Locate every line in the material below that has the word "marker". Copy each of those lines.

----

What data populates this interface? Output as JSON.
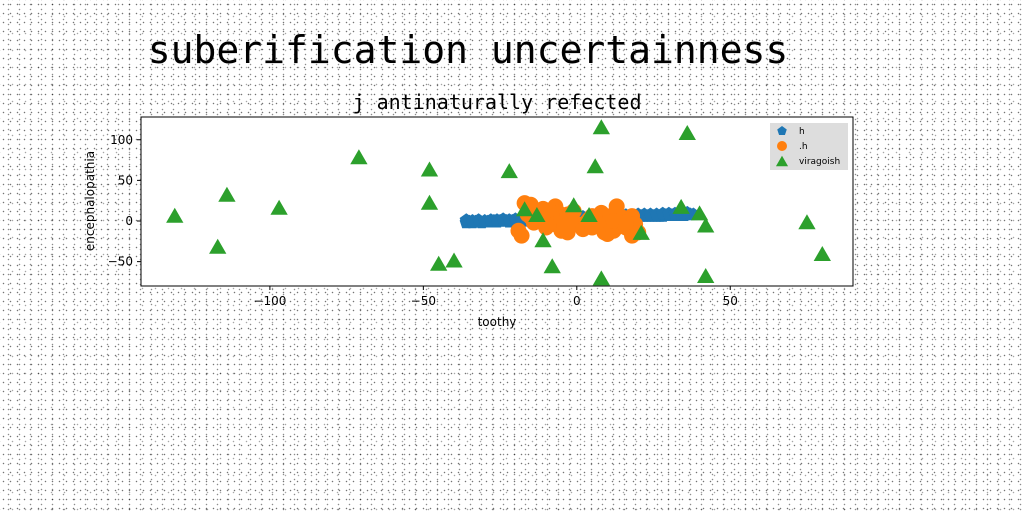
{
  "chart_data": {
    "type": "scatter",
    "suptitle": "suberification uncertainness",
    "title": "j antinaturally refected",
    "xlabel": "toothy",
    "ylabel": "encephalopathia",
    "xlim": [
      -142,
      90
    ],
    "ylim": [
      -80,
      128
    ],
    "xticks": [
      -100,
      -50,
      0,
      50
    ],
    "yticks": [
      -50,
      0,
      50,
      100
    ],
    "tick_labels_x": [
      "−100",
      "−50",
      "0",
      "50"
    ],
    "tick_labels_y": [
      "−50",
      "0",
      "50",
      "100"
    ],
    "legend_position": "top-right",
    "series": [
      {
        "name": "h",
        "marker": "pentagon",
        "color": "#1f77b4",
        "points": [
          [
            -36,
            -2
          ],
          [
            -35,
            -1
          ],
          [
            -34,
            -2
          ],
          [
            -33,
            -1
          ],
          [
            -32,
            -1
          ],
          [
            -31,
            -2
          ],
          [
            -30,
            -1
          ],
          [
            -29,
            -1
          ],
          [
            -28,
            -1
          ],
          [
            -27,
            0
          ],
          [
            -26,
            -1
          ],
          [
            -25,
            0
          ],
          [
            -24,
            0
          ],
          [
            -23,
            0
          ],
          [
            -22,
            -1
          ],
          [
            -21,
            0
          ],
          [
            -20,
            0
          ],
          [
            -19,
            0
          ],
          [
            -18,
            0
          ],
          [
            -17,
            1
          ],
          [
            -16,
            0
          ],
          [
            -15,
            1
          ],
          [
            -14,
            1
          ],
          [
            -13,
            0
          ],
          [
            -12,
            1
          ],
          [
            -11,
            1
          ],
          [
            -10,
            1
          ],
          [
            -9,
            1
          ],
          [
            -8,
            2
          ],
          [
            -7,
            1
          ],
          [
            -6,
            2
          ],
          [
            -5,
            2
          ],
          [
            -4,
            2
          ],
          [
            -3,
            2
          ],
          [
            -2,
            2
          ],
          [
            -1,
            3
          ],
          [
            0,
            3
          ],
          [
            1,
            3
          ],
          [
            2,
            3
          ],
          [
            3,
            3
          ],
          [
            4,
            3
          ],
          [
            5,
            3
          ],
          [
            6,
            3
          ],
          [
            7,
            4
          ],
          [
            8,
            4
          ],
          [
            9,
            4
          ],
          [
            10,
            4
          ],
          [
            11,
            4
          ],
          [
            12,
            4
          ],
          [
            13,
            4
          ],
          [
            14,
            5
          ],
          [
            15,
            5
          ],
          [
            16,
            5
          ],
          [
            17,
            5
          ],
          [
            18,
            5
          ],
          [
            19,
            5
          ],
          [
            20,
            5
          ],
          [
            21,
            6
          ],
          [
            22,
            6
          ],
          [
            23,
            6
          ],
          [
            24,
            6
          ],
          [
            25,
            6
          ],
          [
            26,
            6
          ],
          [
            27,
            6
          ],
          [
            28,
            6
          ],
          [
            29,
            7
          ],
          [
            30,
            7
          ],
          [
            31,
            7
          ],
          [
            32,
            7
          ],
          [
            33,
            7
          ],
          [
            34,
            7
          ],
          [
            35,
            7
          ],
          [
            36,
            8
          ],
          [
            37,
            8
          ],
          [
            38,
            8
          ],
          [
            -36,
            1
          ],
          [
            -34,
            0
          ],
          [
            -32,
            1
          ],
          [
            -30,
            0
          ],
          [
            -28,
            1
          ],
          [
            -26,
            1
          ],
          [
            -24,
            2
          ],
          [
            -22,
            1
          ],
          [
            -20,
            2
          ],
          [
            -18,
            2
          ],
          [
            -16,
            2
          ],
          [
            -14,
            3
          ],
          [
            -12,
            3
          ],
          [
            -10,
            3
          ],
          [
            -8,
            4
          ],
          [
            -6,
            4
          ],
          [
            -4,
            4
          ],
          [
            -2,
            5
          ],
          [
            0,
            5
          ],
          [
            2,
            5
          ],
          [
            4,
            5
          ],
          [
            6,
            6
          ],
          [
            8,
            6
          ],
          [
            10,
            6
          ],
          [
            12,
            6
          ],
          [
            14,
            7
          ],
          [
            16,
            7
          ],
          [
            18,
            7
          ],
          [
            20,
            8
          ],
          [
            22,
            8
          ],
          [
            24,
            8
          ],
          [
            26,
            8
          ],
          [
            28,
            9
          ],
          [
            30,
            9
          ],
          [
            32,
            9
          ],
          [
            34,
            9
          ],
          [
            36,
            10
          ]
        ]
      },
      {
        "name": ".h",
        "marker": "circle",
        "color": "#ff7f0e",
        "points": [
          [
            -18,
            -18
          ],
          [
            -17,
            22
          ],
          [
            -16,
            8
          ],
          [
            -15,
            5
          ],
          [
            -14,
            -2
          ],
          [
            -13,
            12
          ],
          [
            -12,
            0
          ],
          [
            -11,
            15
          ],
          [
            -10,
            -8
          ],
          [
            -9,
            6
          ],
          [
            -8,
            14
          ],
          [
            -7,
            -4
          ],
          [
            -7,
            18
          ],
          [
            -6,
            10
          ],
          [
            -5,
            -12
          ],
          [
            -5,
            4
          ],
          [
            -4,
            -6
          ],
          [
            -3,
            8
          ],
          [
            -3,
            -14
          ],
          [
            -2,
            2
          ],
          [
            -1,
            12
          ],
          [
            0,
            -4
          ],
          [
            2,
            -10
          ],
          [
            3,
            -2
          ],
          [
            4,
            2
          ],
          [
            5,
            -8
          ],
          [
            6,
            4
          ],
          [
            7,
            -4
          ],
          [
            8,
            10
          ],
          [
            9,
            -14
          ],
          [
            10,
            -2
          ],
          [
            10,
            -16
          ],
          [
            11,
            6
          ],
          [
            12,
            -12
          ],
          [
            13,
            18
          ],
          [
            14,
            -6
          ],
          [
            15,
            4
          ],
          [
            16,
            -8
          ],
          [
            17,
            -10
          ],
          [
            18,
            -18
          ],
          [
            18,
            6
          ],
          [
            19,
            -4
          ],
          [
            20,
            -14
          ],
          [
            -19,
            -12
          ],
          [
            -15,
            20
          ],
          [
            5,
            6
          ],
          [
            12,
            0
          ],
          [
            16,
            -2
          ]
        ]
      },
      {
        "name": "viragoish",
        "marker": "triangle",
        "color": "#2ca02c",
        "points": [
          [
            -131,
            7
          ],
          [
            -117,
            -31
          ],
          [
            -114,
            33
          ],
          [
            -97,
            17
          ],
          [
            -71,
            79
          ],
          [
            -48,
            64
          ],
          [
            -48,
            23
          ],
          [
            -45,
            -52
          ],
          [
            -40,
            -48
          ],
          [
            -22,
            62
          ],
          [
            -17,
            15
          ],
          [
            -13,
            8
          ],
          [
            -11,
            -23
          ],
          [
            -8,
            -55
          ],
          [
            -1,
            20
          ],
          [
            4,
            8
          ],
          [
            6,
            68
          ],
          [
            8,
            116
          ],
          [
            8,
            -70
          ],
          [
            21,
            -14
          ],
          [
            34,
            18
          ],
          [
            36,
            109
          ],
          [
            40,
            10
          ],
          [
            42,
            -5
          ],
          [
            42,
            -67
          ],
          [
            75,
            -1
          ],
          [
            80,
            -40
          ]
        ]
      }
    ]
  }
}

----

* [FINAL ANSWER]:
        "marker": "pentagon",
        "marker": "circle",
        "marker": "triangle",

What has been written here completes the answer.